WHAT YOU ARE ASKED TO DO: Gather every line holding the string "screenshot".

DATA PROVIDED:
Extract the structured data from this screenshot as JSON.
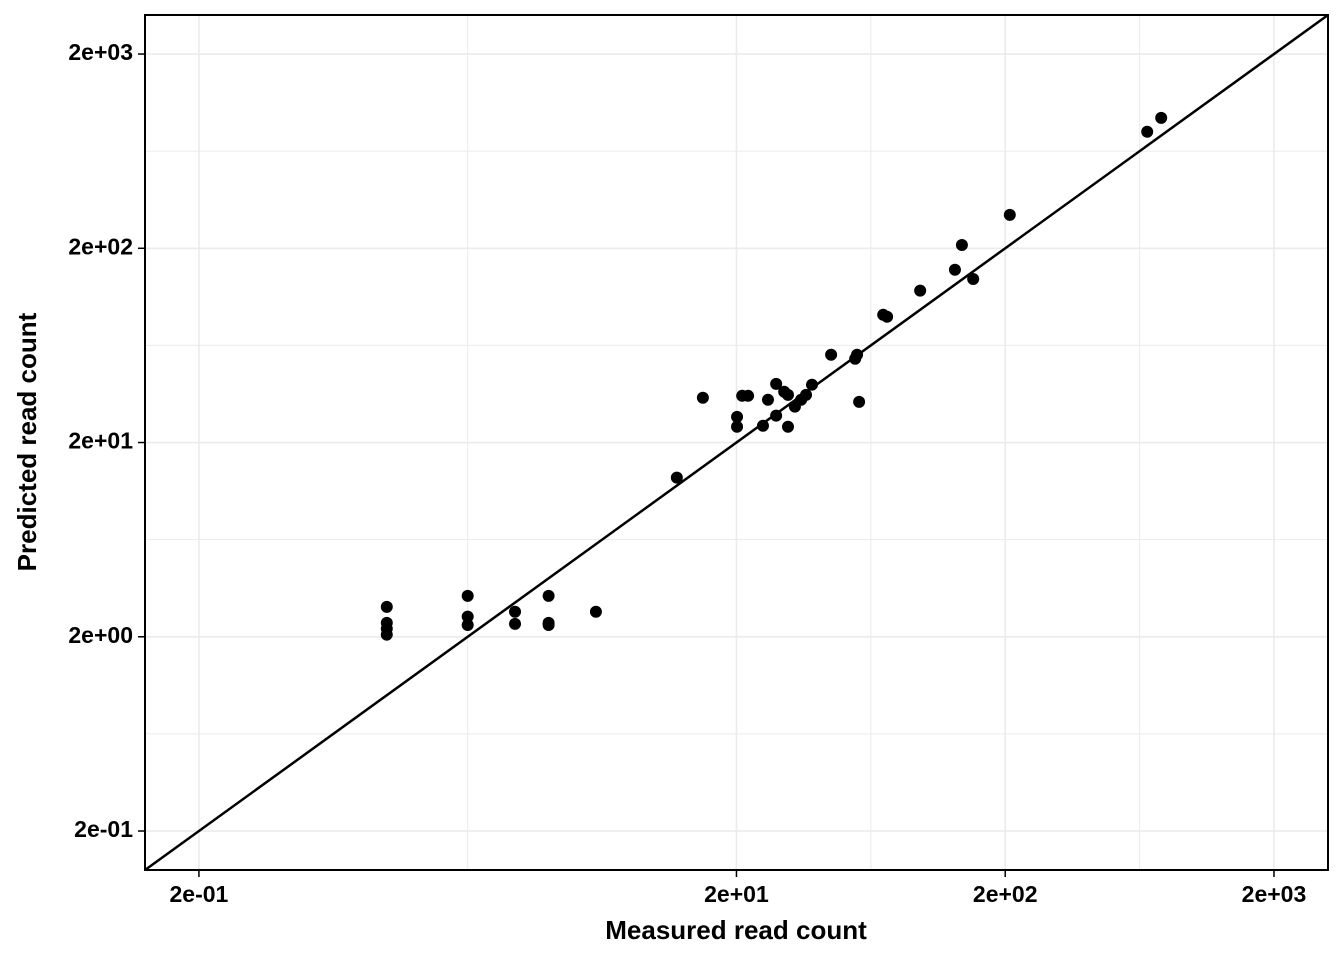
{
  "chart_data": {
    "type": "scatter",
    "xlabel": "Measured read count",
    "ylabel": "Predicted read count",
    "x": [
      1,
      1,
      1,
      1,
      2,
      2,
      2,
      3,
      3,
      4,
      4,
      4,
      6,
      12,
      15,
      20.1,
      20.1,
      21,
      22.1,
      25.1,
      26.2,
      28.1,
      28.1,
      30.1,
      31.1,
      31.1,
      33,
      34.8,
      36.3,
      38.2,
      45,
      55.3,
      56.2,
      57.2,
      70.3,
      72.7,
      96.5,
      130,
      138,
      152,
      208,
      675,
      761
    ],
    "values": [
      2.85,
      2.36,
      2.2,
      2.05,
      3.25,
      2.54,
      2.3,
      2.69,
      2.33,
      3.25,
      2.36,
      2.3,
      2.69,
      13.2,
      34,
      27.1,
      24.1,
      34.8,
      34.8,
      24.4,
      33.2,
      40.1,
      27.5,
      36.5,
      35.2,
      24.1,
      30.6,
      33.2,
      35.2,
      39.7,
      56.6,
      54,
      56.6,
      32.4,
      90.9,
      88.8,
      121,
      155,
      208,
      139,
      297,
      796,
      939
    ],
    "color": "#000000",
    "xlim": [
      0.126,
      3177
    ],
    "ylim": [
      0.126,
      3177
    ],
    "xticks": [
      {
        "value": 0.2,
        "label": "2e-01"
      },
      {
        "value": 20,
        "label": "2e+01"
      },
      {
        "value": 200,
        "label": "2e+02"
      },
      {
        "value": 2000,
        "label": "2e+03"
      }
    ],
    "yticks": [
      {
        "value": 0.2,
        "label": "2e-01"
      },
      {
        "value": 2,
        "label": "2e+00"
      },
      {
        "value": 20,
        "label": "2e+01"
      },
      {
        "value": 200,
        "label": "2e+02"
      },
      {
        "value": 2000,
        "label": "2e+03"
      }
    ],
    "xscale": "log",
    "yscale": "log",
    "grid": true,
    "identity_line": true
  }
}
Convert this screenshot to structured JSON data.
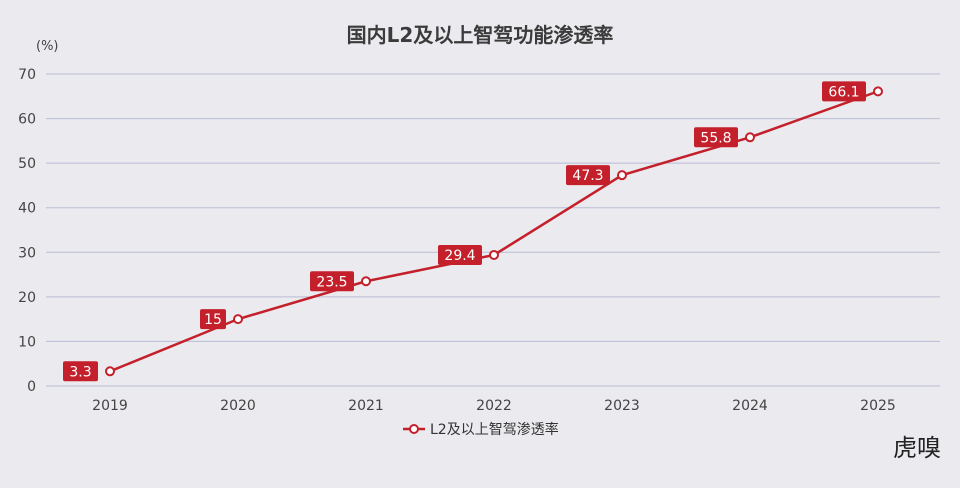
{
  "chart_data": {
    "type": "line",
    "title": "国内L2及以上智驾功能渗透率",
    "unit_label": "(%)",
    "xlabel": "",
    "ylabel": "",
    "ylim": [
      0,
      70
    ],
    "yticks": [
      "0",
      "10",
      "20",
      "30",
      "40",
      "50",
      "60",
      "70"
    ],
    "categories": [
      "2019",
      "2020",
      "2021",
      "2022",
      "2023",
      "2024",
      "2025"
    ],
    "series": [
      {
        "name": "L2及以上智驾渗透率",
        "values": [
          3.3,
          15,
          23.5,
          29.4,
          47.3,
          55.8,
          66.1
        ],
        "labels": [
          "3.3",
          "15",
          "23.5",
          "29.4",
          "47.3",
          "55.8",
          "66.1"
        ],
        "color": "#c4202c"
      }
    ],
    "grid": true,
    "legend": "bottom-center",
    "data_labels": true
  },
  "colors": {
    "background": "#ebeaee",
    "grid": "#b9bcd6",
    "line": "#c4202c",
    "label_box": "#c4202c",
    "label_text": "#ffffff",
    "marker_fill": "#ffffff"
  },
  "watermark": "虎嗅"
}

WRITTEN ANSWER:
Extract the structured data from this screenshot as JSON.
Convert this screenshot to structured JSON data.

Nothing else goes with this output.